**WHAT YOU ARE ASKED TO DO:** Below are some records. Say how many of their lines include the string "rộng", giving only the number.

━━ RECORDS SHOWN

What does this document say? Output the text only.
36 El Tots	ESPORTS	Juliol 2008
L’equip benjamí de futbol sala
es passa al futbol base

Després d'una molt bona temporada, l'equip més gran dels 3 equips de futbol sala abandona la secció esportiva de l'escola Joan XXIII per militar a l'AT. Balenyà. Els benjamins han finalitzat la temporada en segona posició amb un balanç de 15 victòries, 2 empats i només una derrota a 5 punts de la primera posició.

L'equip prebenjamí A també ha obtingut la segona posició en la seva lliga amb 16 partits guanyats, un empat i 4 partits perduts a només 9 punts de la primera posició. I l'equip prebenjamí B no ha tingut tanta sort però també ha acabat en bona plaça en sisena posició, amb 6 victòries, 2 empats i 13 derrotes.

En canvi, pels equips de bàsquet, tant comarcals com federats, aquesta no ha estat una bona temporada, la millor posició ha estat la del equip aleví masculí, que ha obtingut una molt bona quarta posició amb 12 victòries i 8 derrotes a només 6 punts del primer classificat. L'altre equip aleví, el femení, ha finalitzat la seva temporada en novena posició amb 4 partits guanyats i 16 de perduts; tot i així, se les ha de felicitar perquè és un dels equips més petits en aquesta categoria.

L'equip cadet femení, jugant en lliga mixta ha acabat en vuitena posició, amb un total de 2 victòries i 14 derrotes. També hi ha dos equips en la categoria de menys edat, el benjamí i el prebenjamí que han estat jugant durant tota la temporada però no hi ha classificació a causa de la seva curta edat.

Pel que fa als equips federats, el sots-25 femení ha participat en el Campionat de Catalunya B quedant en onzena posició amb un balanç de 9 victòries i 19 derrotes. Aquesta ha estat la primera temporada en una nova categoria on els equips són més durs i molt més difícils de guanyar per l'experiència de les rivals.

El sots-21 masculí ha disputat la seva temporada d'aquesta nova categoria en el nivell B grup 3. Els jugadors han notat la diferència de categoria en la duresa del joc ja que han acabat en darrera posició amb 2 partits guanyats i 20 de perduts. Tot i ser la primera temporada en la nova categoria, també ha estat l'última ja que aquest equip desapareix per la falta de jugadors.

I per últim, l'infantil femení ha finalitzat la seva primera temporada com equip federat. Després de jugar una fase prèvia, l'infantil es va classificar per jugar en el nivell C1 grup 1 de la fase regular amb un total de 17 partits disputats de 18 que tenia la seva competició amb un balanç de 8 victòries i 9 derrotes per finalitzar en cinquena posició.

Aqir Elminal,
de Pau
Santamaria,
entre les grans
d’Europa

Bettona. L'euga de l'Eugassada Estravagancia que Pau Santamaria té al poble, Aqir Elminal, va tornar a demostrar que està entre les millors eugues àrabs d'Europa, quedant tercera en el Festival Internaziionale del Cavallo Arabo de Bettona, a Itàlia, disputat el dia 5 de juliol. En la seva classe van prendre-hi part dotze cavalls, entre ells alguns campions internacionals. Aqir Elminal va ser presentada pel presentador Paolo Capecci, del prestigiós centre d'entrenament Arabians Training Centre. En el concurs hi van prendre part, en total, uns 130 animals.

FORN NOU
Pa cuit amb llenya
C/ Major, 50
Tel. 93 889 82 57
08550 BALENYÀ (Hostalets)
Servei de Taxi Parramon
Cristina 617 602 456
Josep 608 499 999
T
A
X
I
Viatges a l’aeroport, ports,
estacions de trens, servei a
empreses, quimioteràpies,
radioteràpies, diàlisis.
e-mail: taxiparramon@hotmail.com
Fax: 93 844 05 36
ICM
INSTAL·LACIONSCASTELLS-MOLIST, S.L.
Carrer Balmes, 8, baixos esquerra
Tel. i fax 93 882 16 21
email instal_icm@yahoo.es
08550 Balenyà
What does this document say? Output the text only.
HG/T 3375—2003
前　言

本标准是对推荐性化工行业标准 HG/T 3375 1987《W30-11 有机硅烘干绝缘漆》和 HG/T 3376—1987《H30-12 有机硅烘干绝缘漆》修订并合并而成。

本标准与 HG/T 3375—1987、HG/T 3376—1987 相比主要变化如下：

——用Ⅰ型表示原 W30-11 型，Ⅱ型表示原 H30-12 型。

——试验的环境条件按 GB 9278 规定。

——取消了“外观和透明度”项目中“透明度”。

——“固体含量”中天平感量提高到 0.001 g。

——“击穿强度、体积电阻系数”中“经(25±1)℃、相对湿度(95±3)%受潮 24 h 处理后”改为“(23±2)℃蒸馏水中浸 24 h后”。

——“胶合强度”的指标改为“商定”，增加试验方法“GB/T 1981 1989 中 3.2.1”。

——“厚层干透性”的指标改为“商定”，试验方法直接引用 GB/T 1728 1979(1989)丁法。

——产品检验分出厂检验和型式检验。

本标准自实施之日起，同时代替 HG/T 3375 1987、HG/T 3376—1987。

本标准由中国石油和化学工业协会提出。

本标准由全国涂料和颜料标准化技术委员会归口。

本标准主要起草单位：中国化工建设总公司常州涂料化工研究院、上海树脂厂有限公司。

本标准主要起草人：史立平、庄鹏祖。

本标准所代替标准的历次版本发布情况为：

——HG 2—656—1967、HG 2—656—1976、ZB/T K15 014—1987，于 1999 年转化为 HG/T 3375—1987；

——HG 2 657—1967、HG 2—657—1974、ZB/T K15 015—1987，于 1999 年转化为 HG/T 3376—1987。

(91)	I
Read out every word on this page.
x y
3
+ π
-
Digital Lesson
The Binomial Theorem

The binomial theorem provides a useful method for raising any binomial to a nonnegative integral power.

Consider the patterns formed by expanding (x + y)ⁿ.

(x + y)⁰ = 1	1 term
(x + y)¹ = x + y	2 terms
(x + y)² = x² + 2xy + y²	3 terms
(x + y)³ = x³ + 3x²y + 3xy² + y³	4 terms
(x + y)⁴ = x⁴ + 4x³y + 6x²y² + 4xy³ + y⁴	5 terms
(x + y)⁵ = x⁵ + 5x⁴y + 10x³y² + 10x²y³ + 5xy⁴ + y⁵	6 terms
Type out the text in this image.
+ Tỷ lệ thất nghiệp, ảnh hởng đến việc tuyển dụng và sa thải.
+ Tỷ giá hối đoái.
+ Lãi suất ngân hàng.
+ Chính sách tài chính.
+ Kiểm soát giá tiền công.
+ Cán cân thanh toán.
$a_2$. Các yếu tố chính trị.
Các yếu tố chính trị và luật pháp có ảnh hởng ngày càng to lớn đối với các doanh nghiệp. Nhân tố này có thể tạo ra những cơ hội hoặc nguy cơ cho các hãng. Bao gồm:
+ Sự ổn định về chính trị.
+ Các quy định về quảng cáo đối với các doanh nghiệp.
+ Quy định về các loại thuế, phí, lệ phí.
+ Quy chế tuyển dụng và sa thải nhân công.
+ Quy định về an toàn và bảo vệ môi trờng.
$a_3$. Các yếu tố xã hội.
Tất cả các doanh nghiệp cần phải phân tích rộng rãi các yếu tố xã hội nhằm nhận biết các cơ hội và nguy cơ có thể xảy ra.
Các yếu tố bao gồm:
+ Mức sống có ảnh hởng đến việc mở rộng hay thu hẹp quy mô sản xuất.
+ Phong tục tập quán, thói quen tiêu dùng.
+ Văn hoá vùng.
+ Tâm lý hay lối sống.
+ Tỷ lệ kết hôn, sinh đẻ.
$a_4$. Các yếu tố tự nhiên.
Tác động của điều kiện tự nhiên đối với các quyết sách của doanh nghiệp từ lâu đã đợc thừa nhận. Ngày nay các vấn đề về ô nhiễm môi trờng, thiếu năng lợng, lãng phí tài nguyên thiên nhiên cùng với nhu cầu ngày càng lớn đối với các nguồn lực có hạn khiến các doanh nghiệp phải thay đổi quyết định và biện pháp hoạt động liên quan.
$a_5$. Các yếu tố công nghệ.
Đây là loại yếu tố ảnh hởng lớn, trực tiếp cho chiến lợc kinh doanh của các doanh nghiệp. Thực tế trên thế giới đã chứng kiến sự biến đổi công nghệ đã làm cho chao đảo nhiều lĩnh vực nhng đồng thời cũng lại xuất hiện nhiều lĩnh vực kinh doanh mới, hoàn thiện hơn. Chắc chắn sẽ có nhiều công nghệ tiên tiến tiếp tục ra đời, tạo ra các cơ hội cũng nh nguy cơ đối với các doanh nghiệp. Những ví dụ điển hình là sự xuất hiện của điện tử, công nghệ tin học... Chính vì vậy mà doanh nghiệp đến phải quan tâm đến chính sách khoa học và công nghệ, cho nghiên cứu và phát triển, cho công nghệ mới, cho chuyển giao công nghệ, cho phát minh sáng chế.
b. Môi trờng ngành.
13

━━━━

**EXERCISE SOLUTION:** 2